TEXT TO READ
2020 is the year of linux on the desktop, bro
Fun Shoe

Jewel posted:

Edit: Using this post to share: My friend showed me this http://stackoverflow.com/questions/21186724/have-i-tattooed-a-syntax-error-on-my-arm?newsletter=1&nlcode=4592|dedb it's kind of a coding horror in a way :gonk:

I expect no less from a language that has "Quote Removal" as one of its parsing steps.

Dren
Jan 5, 2001

Pillbug

Manslaughter posted:

Whoops, had it backwards. Expecting ASCII, got UTF8. Even though I'm using UTF8 GetBytes. Guess I picked one at random, said "eh it works" and moved on.

It was a thing that made the length of the string different from the length of the bytes.

So the stream got cut off early because I was measuring the string length and not the byte length.

(gently caress your bytes)

While you're in there you might as well change things to support all Unicode, as json is defined to be unicode by rfc4627.

MATERIAL
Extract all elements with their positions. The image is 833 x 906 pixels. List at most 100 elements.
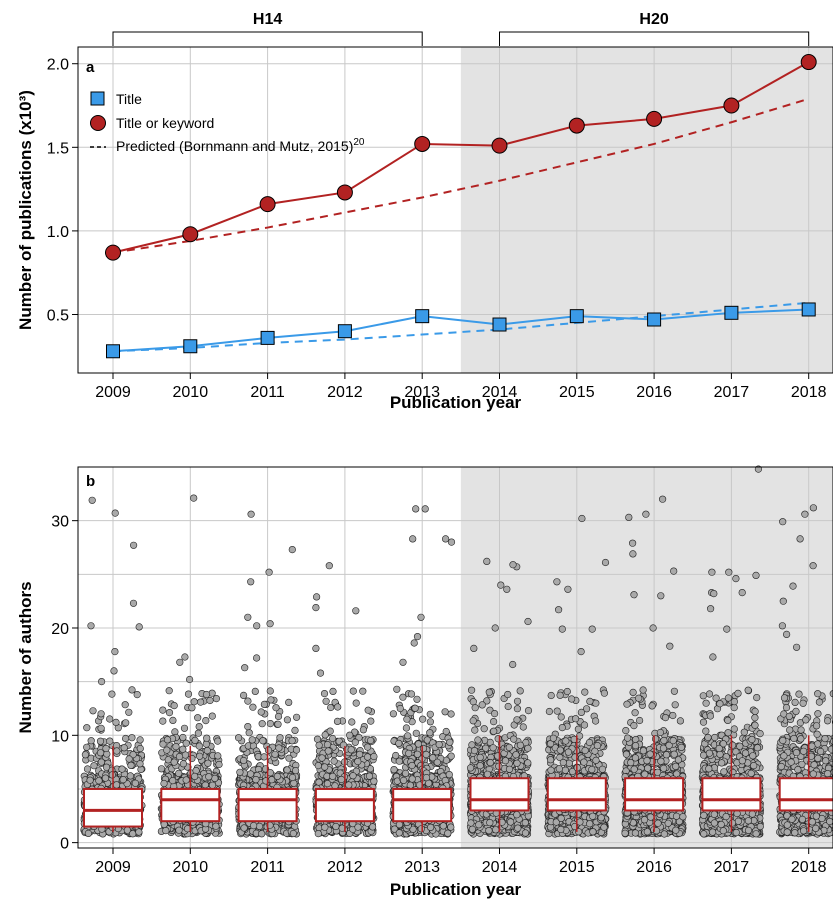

STATED EXERCISE 1
For the forum thread on string encoding above, decide whether each statement agrees with it: (a) the stream was cut off early because the string length was measured instead of the byte length; (b) the poster was expecting UTF8 and got ASCII; (c) json is defined to be unicode by rfc4627. Answer yes or no for each, and quote the deciding words.
STATED EXERCISE 2
Carry on the forum thread on string encoding above, starting after its last sentence.

TASK OUTPUT 1
(a) Yes: "So the stream got cut off early because I was measuring the string length and not the byte length."
(b) No: "Expecting ASCII, got UTF8."
(c) Yes: "as json is defined to be unicode by rfc4627."

TASK OUTPUT 2
code:
3.  Encoding

   JSON text SHALL be encoded in Unicode.  The default encoding is
   UTF-8.

   Since the first two characters of a JSON text will always be ASCII
   characters [RFC0020], it is possible to determine whether an octet
   stream is UTF-8, UTF-16 (BE or LE), or UTF-32 (BE or LE) by looking
   at the pattern of nulls in the first four octets.

           00 00 00 xx  UTF-32BE
           00 xx 00 xx  UTF-16BE
           xx 00 00 00  UTF-32LE
           xx 00 xx 00  UTF-16LE
           xx xx xx xx  UTF-8
http://www.ietf.org/rfc/rfc4627.txt

jiggerypokery
Feb 1, 2012

...But I could hardly wait six months with a red hot jape like that under me belt.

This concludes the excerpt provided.